** STATED TASK **
Check every line of the entries that follow, and copy the ones containing "this".

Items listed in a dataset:
::::::::

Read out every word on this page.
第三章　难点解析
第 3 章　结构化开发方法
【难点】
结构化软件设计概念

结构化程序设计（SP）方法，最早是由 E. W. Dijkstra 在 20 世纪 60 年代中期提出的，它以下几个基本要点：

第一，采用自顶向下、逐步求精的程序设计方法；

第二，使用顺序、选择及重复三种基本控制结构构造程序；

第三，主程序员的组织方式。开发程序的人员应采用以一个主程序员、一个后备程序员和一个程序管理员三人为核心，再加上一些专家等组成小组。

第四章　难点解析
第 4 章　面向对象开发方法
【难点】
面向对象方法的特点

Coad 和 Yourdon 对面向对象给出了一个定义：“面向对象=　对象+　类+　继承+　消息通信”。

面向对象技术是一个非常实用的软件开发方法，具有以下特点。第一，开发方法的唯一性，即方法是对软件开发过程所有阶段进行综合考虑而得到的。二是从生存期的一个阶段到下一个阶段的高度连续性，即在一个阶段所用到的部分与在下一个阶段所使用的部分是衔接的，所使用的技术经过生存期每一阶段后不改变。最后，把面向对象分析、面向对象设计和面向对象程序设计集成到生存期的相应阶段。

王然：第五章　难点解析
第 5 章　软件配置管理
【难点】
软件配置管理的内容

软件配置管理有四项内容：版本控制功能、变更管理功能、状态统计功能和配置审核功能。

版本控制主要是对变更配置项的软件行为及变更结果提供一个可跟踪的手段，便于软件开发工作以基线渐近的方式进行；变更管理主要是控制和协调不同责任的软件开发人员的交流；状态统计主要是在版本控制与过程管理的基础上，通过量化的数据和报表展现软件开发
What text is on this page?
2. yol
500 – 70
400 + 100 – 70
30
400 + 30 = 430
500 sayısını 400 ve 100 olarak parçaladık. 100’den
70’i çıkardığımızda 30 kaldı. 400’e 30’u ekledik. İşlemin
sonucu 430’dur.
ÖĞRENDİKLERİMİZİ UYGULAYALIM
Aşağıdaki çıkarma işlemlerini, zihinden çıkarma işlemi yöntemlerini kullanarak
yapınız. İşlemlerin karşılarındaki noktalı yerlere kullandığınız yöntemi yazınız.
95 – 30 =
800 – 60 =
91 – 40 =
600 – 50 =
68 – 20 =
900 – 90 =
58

::::::::

** FULL RESPONSE **
Read out every word on this page.
What text is on this page?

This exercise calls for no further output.